- SELECTED TEXT -

________________

William Herschel discovered NGC 1060 = H III-162 = h257, along with NGC 1066, on 12 Sep 1784 (sweep 268) and described the pair as "Two, both vF, pS, R lbM". WH's position is about 15 seconds of RA east and 3' north of UGC 2191 = PGC 10302. John Herschel made 3 observations and mentioned a "red *7.8 43.5 tsec preceding", though the star is east-southeast.

400/500mm - 17.5" (11/27/92): moderately bright, fairly small, round, halo gradually brightens to small bright core, stellar nucleus. Located 10' WNW of mag 7.7 SAO 55822. Brightest in a group with NGC 1061 2.5' N and NGC 1066 8' ENE.

600/800mm - 24" (9/23/17): at 260x; bright, large, nearly 2'x1.5', sharply concentrated with a large bright core that gradually increases to a stellar nucleus. A mag 15 star is at the east edge of the halo [1.0' from center]. Brightest in a group (reobserved due to a current supernova in NGC 1067).

________________

- LISTED RECORDS -
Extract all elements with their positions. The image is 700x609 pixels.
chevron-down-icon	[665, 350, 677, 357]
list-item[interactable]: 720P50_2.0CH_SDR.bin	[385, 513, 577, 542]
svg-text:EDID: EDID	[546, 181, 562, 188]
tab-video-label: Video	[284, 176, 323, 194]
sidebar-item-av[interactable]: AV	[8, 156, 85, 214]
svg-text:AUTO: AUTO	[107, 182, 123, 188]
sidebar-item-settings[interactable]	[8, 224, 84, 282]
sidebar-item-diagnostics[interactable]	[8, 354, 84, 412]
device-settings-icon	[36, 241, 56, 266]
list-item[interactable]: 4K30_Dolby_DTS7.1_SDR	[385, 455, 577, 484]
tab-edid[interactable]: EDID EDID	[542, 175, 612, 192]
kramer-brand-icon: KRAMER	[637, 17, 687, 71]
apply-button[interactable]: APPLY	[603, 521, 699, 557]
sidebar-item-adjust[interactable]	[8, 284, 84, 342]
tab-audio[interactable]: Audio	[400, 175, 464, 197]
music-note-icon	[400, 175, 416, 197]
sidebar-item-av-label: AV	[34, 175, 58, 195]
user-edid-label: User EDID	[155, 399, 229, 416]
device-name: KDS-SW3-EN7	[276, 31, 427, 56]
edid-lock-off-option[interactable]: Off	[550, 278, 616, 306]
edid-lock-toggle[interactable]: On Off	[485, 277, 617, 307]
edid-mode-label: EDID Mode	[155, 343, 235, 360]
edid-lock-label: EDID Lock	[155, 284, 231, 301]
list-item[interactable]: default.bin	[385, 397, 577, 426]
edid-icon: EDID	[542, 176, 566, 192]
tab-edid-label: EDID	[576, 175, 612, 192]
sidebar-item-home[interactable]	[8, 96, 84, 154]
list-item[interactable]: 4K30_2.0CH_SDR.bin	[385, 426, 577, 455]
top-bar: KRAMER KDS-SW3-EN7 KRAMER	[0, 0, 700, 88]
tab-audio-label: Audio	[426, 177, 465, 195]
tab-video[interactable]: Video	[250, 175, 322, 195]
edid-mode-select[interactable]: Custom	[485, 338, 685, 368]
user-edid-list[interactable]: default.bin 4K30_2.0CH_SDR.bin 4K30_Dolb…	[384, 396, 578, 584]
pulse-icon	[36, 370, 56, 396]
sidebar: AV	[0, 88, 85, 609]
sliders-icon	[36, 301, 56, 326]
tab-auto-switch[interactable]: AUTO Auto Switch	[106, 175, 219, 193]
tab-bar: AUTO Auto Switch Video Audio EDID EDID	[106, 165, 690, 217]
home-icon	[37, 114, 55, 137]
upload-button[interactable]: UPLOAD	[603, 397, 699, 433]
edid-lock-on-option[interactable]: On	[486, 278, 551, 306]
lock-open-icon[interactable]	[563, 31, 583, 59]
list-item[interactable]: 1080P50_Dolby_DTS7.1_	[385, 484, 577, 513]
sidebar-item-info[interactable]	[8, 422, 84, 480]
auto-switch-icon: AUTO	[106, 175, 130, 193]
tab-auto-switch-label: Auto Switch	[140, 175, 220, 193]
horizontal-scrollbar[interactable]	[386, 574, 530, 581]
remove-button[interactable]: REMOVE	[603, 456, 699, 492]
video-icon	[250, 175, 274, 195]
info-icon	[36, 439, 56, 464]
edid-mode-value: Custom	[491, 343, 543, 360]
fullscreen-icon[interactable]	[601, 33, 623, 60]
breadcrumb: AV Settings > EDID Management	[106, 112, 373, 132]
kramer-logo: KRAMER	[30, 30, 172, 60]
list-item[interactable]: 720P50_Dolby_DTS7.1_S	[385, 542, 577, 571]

________________

- REQUIRED ACTION -
Answer these from the NGC 1060 notes:
1. On what date did William Herschel discover NGC 1060?
2. According to the 17.5-inch observation, how far from NGC 1060 is NGC 1061, and in which direction?
3. What magnification was used for the 24-inch observation?

- EXERCISE OUTPUT -
1. 12 Sep 1784 (sweep 268).
2. 2.5' to the north.
3. 260x.